___ DATA IN THIS EXERCISE

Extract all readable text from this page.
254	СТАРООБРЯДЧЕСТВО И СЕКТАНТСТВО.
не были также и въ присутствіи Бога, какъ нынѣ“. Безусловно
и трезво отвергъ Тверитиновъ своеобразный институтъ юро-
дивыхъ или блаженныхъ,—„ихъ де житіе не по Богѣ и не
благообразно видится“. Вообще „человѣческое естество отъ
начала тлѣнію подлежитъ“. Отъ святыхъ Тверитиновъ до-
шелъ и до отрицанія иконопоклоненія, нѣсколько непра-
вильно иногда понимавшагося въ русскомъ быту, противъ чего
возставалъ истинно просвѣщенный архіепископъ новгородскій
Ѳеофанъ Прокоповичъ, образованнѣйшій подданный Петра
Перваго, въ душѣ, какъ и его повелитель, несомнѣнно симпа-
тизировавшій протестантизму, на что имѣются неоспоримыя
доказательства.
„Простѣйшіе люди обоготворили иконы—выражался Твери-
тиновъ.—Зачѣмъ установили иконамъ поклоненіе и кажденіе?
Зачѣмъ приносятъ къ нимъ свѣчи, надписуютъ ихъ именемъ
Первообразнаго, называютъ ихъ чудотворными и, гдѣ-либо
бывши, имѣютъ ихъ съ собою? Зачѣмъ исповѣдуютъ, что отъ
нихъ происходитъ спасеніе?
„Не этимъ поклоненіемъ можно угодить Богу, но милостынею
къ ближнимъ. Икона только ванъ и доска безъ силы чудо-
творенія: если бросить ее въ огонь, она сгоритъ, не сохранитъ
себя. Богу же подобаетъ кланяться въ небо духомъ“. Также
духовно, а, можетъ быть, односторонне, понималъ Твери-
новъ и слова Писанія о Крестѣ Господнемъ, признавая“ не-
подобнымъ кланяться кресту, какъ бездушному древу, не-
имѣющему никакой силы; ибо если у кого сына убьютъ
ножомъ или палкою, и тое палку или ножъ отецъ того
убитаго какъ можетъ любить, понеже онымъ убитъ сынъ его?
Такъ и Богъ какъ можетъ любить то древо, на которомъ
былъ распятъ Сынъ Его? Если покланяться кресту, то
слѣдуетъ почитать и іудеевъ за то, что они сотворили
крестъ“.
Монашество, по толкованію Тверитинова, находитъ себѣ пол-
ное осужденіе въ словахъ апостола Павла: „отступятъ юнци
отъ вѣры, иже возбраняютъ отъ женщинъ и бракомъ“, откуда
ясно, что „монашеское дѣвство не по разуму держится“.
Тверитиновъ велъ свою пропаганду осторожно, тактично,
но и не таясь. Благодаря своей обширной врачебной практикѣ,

______

§ **GIVEN INSTRUCTION**:
Check the records above line by line and tally those holding the string "можетъ". Answer with the number only.

§ **TASK OUTPUT**:
3